- Goal
Can you output the material exactly as written, minus any pictures it holds?

- Data to use
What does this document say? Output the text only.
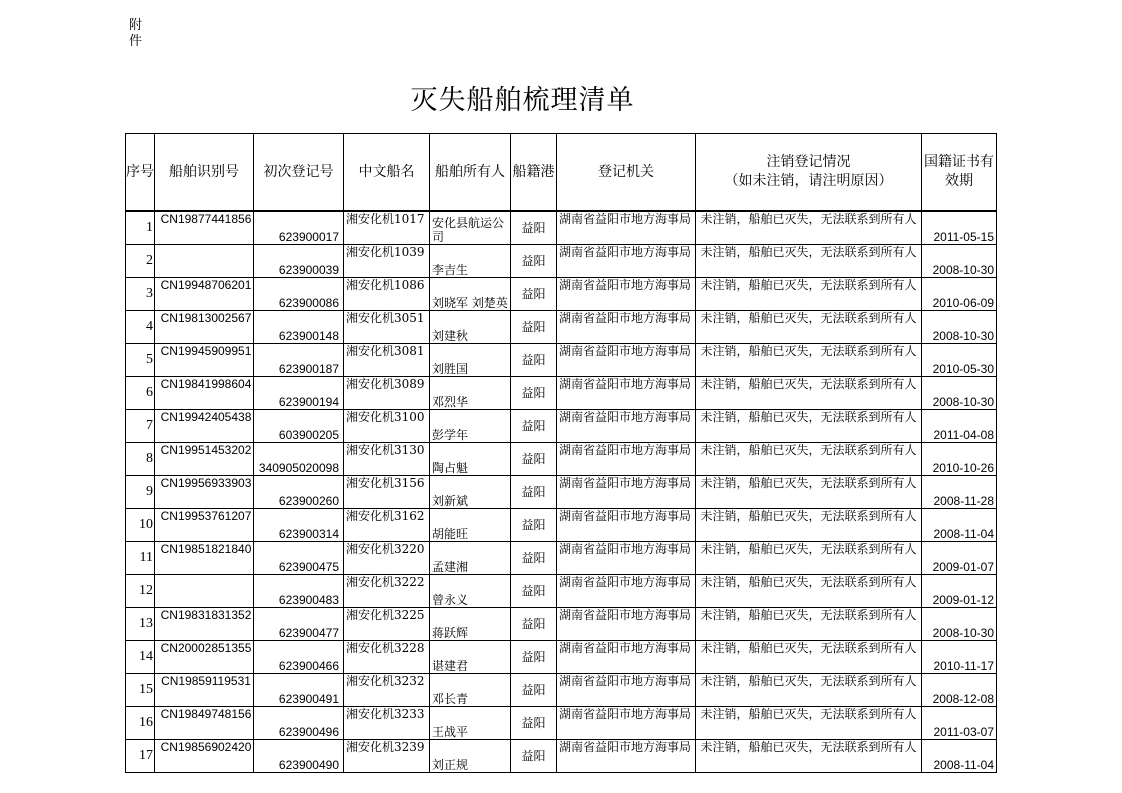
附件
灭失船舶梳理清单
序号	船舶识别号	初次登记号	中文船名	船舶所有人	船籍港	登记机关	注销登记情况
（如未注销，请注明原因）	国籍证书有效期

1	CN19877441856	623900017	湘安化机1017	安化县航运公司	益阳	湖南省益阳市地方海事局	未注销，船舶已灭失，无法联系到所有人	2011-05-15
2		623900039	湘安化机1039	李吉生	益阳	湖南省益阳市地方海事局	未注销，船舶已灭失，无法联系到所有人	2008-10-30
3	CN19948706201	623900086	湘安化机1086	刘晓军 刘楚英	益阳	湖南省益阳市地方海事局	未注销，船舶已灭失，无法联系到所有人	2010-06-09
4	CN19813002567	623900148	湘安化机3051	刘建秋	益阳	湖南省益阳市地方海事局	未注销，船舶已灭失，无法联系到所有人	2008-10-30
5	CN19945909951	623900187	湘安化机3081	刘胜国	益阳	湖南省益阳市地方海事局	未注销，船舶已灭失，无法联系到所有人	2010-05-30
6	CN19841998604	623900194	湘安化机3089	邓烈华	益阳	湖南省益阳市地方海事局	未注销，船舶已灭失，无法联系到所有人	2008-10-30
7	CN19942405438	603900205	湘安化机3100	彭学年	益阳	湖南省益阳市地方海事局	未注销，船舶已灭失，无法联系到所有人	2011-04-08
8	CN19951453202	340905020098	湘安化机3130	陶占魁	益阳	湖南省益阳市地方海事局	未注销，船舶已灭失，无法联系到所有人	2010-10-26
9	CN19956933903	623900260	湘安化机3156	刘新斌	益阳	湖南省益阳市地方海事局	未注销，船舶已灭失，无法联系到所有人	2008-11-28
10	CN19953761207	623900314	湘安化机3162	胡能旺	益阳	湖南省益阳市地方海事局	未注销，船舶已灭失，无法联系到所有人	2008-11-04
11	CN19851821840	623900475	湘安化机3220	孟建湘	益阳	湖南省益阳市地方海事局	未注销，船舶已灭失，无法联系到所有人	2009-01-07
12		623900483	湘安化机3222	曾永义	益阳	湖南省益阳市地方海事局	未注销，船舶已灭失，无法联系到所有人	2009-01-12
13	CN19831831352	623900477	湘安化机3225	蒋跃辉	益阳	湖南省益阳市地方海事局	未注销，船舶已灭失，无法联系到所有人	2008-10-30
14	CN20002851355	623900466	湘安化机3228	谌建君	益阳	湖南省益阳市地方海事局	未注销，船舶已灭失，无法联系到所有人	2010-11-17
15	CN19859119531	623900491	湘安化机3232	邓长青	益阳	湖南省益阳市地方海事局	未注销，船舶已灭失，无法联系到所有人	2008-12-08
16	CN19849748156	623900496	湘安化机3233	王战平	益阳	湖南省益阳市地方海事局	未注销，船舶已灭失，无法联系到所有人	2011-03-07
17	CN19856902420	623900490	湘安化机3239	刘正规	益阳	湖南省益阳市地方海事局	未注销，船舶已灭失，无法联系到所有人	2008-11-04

- Output of the task
What does this document say? Output the text only.
附件
灭失船舶梳理清单
序号	船舶识别号	初次登记号	中文船名	船舶所有人	船籍港	登记机关	注销登记情况
（如未注销，请注明原因）	国籍证书有效期

1	CN19877441856	623900017	湘安化机1017	安化县航运公司	益阳	湖南省益阳市地方海事局	未注销，船舶已灭失，无法联系到所有人	2011-05-15
2		623900039	湘安化机1039	李吉生	益阳	湖南省益阳市地方海事局	未注销，船舶已灭失，无法联系到所有人	2008-10-30
3	CN19948706201	623900086	湘安化机1086	刘晓军 刘楚英	益阳	湖南省益阳市地方海事局	未注销，船舶已灭失，无法联系到所有人	2010-06-09
4	CN19813002567	623900148	湘安化机3051	刘建秋	益阳	湖南省益阳市地方海事局	未注销，船舶已灭失，无法联系到所有人	2008-10-30
5	CN19945909951	623900187	湘安化机3081	刘胜国	益阳	湖南省益阳市地方海事局	未注销，船舶已灭失，无法联系到所有人	2010-05-30
6	CN19841998604	623900194	湘安化机3089	邓烈华	益阳	湖南省益阳市地方海事局	未注销，船舶已灭失，无法联系到所有人	2008-10-30
7	CN19942405438	603900205	湘安化机3100	彭学年	益阳	湖南省益阳市地方海事局	未注销，船舶已灭失，无法联系到所有人	2011-04-08
8	CN19951453202	340905020098	湘安化机3130	陶占魁	益阳	湖南省益阳市地方海事局	未注销，船舶已灭失，无法联系到所有人	2010-10-26
9	CN19956933903	623900260	湘安化机3156	刘新斌	益阳	湖南省益阳市地方海事局	未注销，船舶已灭失，无法联系到所有人	2008-11-28
10	CN19953761207	623900314	湘安化机3162	胡能旺	益阳	湖南省益阳市地方海事局	未注销，船舶已灭失，无法联系到所有人	2008-11-04
11	CN19851821840	623900475	湘安化机3220	孟建湘	益阳	湖南省益阳市地方海事局	未注销，船舶已灭失，无法联系到所有人	2009-01-07
12		623900483	湘安化机3222	曾永义	益阳	湖南省益阳市地方海事局	未注销，船舶已灭失，无法联系到所有人	2009-01-12
13	CN19831831352	623900477	湘安化机3225	蒋跃辉	益阳	湖南省益阳市地方海事局	未注销，船舶已灭失，无法联系到所有人	2008-10-30
14	CN20002851355	623900466	湘安化机3228	谌建君	益阳	湖南省益阳市地方海事局	未注销，船舶已灭失，无法联系到所有人	2010-11-17
15	CN19859119531	623900491	湘安化机3232	邓长青	益阳	湖南省益阳市地方海事局	未注销，船舶已灭失，无法联系到所有人	2008-12-08
16	CN19849748156	623900496	湘安化机3233	王战平	益阳	湖南省益阳市地方海事局	未注销，船舶已灭失，无法联系到所有人	2011-03-07
17	CN19856902420	623900490	湘安化机3239	刘正规	益阳	湖南省益阳市地方海事局	未注销，船舶已灭失，无法联系到所有人	2008-11-04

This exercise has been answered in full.